* _Short task_
Retype the whole listing, please, keeping every line exact and dropping the pictures.

Saved entries:
>> Begin

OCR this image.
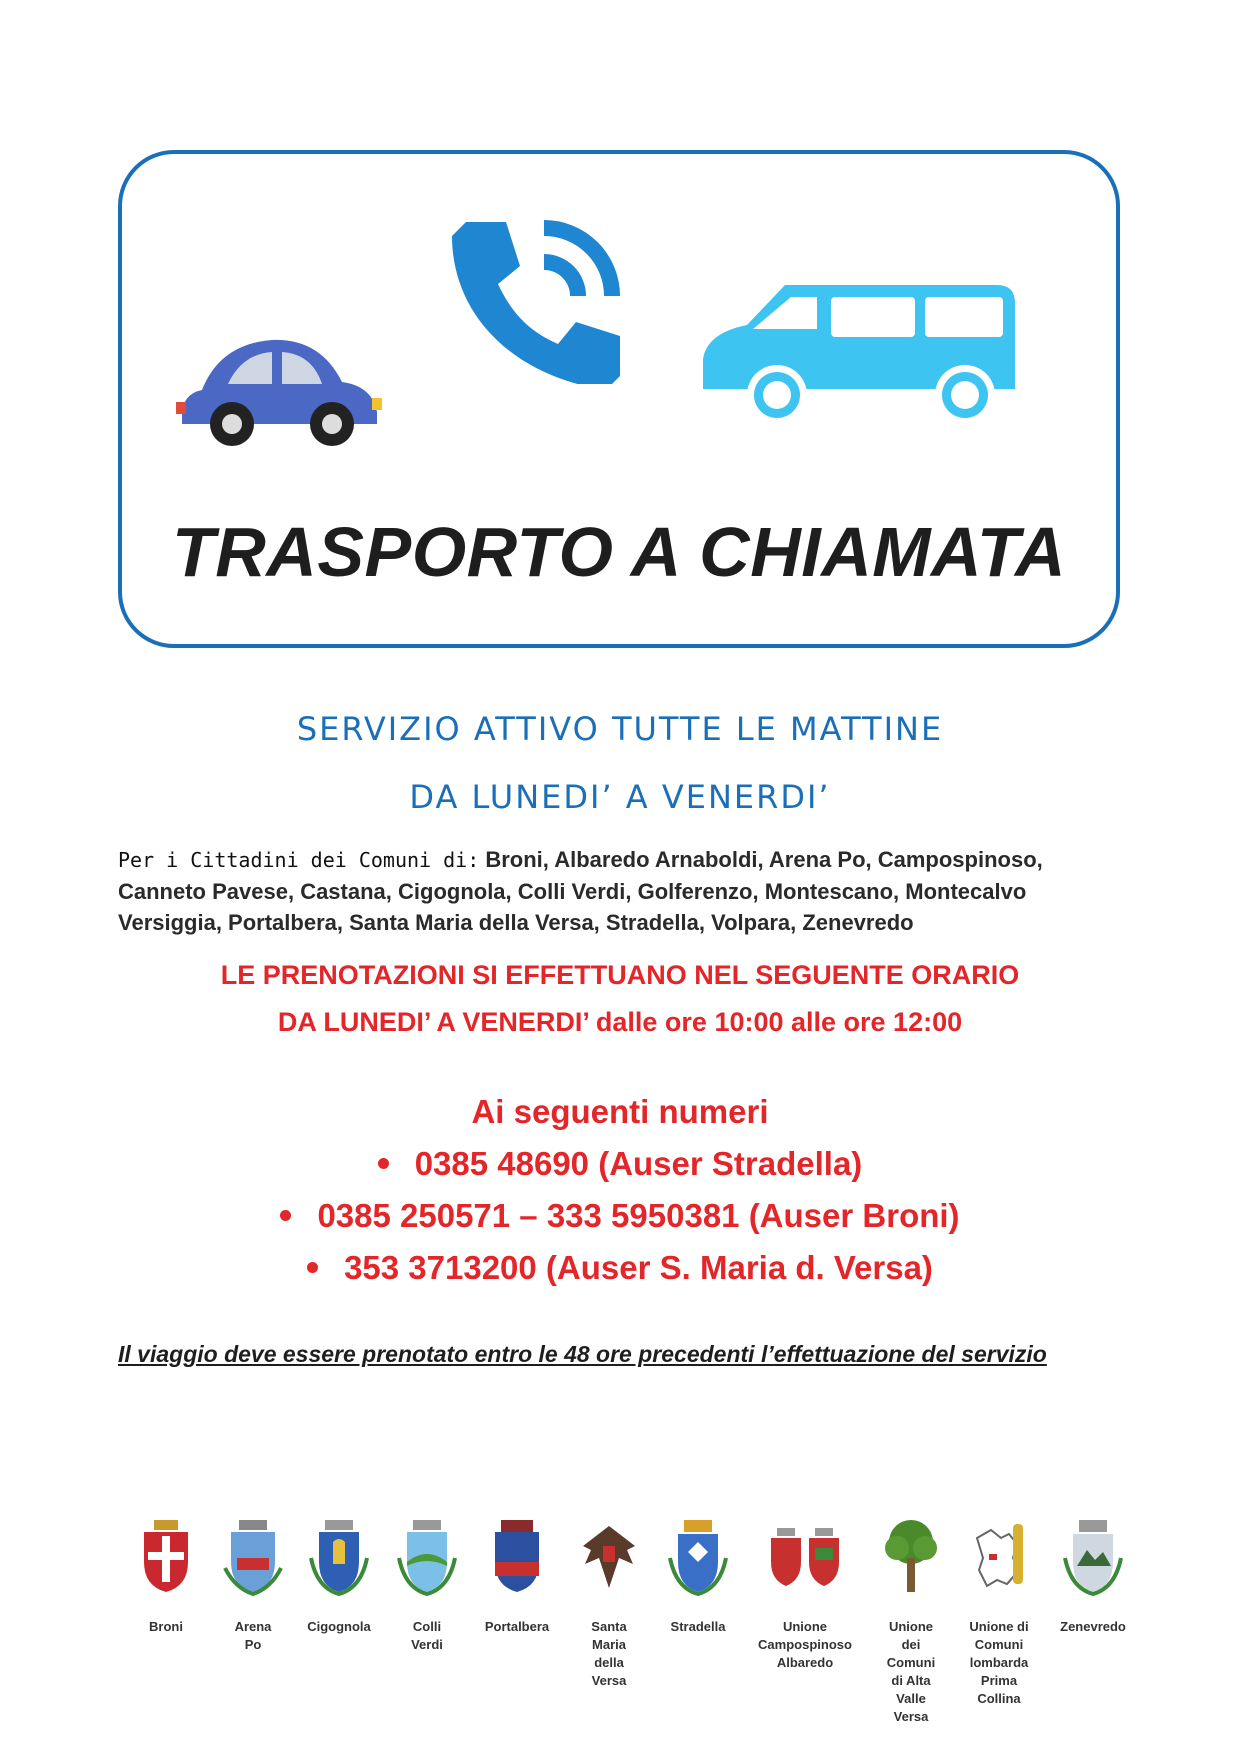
TRASPORTO A CHIAMATA
SERVIZIO ATTIVO TUTTE LE MATTINE
DA LUNEDI’ A VENERDI’
Per i Cittadini dei Comuni di: Broni, Albaredo Arnaboldi, Arena Po, Campospinoso, Canneto Pavese, Castana, Cigognola, Colli Verdi, Golferenzo, Montescano, Montecalvo Versiggia, Portalbera, Santa Maria della Versa, Stradella, Volpara, Zenevredo
LE PRENOTAZIONI SI EFFETTUANO NEL SEGUENTE ORARIO
DA LUNEDI’ A VENERDI’ dalle ore 10:00 alle ore 12:00
Ai seguenti numeri
0385 48690 (Auser Stradella)
0385 250571 – 333 5950381 (Auser Broni)
353 3713200 (Auser S. Maria d. Versa)
Il viaggio deve essere prenotato entro le 48 ore precedenti l’effettuazione del servizio
Broni	Arena
Po
Cigognola	Colli
Verdi
Portalbera	Santa
Maria
della
Versa
Stradella	Unione
Campospinoso
Albaredo
Unione
dei
Comuni
di Alta
Valle
Versa
Unione di
Comuni
lombarda
Prima
Collina
Zenevredo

>> End

* _Result_
OCR this image.
TRASPORTO A CHIAMATA
SERVIZIO ATTIVO TUTTE LE MATTINE
DA LUNEDI’ A VENERDI’
Per i Cittadini dei Comuni di: Broni, Albaredo Arnaboldi, Arena Po, Campospinoso, Canneto Pavese, Castana, Cigognola, Colli Verdi, Golferenzo, Montescano, Montecalvo Versiggia, Portalbera, Santa Maria della Versa, Stradella, Volpara, Zenevredo
LE PRENOTAZIONI SI EFFETTUANO NEL SEGUENTE ORARIO
DA LUNEDI’ A VENERDI’ dalle ore 10:00 alle ore 12:00
Ai seguenti numeri
0385 48690 (Auser Stradella)
0385 250571 – 333 5950381 (Auser Broni)
353 3713200 (Auser S. Maria d. Versa)
Il viaggio deve essere prenotato entro le 48 ore precedenti l’effettuazione del servizio
Broni	Arena
Po
Cigognola	Colli
Verdi
Portalbera	Santa
Maria
della
Versa
Stradella	Unione
Campospinoso
Albaredo
Unione
dei
Comuni
di Alta
Valle
Versa
Unione di
Comuni
lombarda
Prima
Collina
Zenevredo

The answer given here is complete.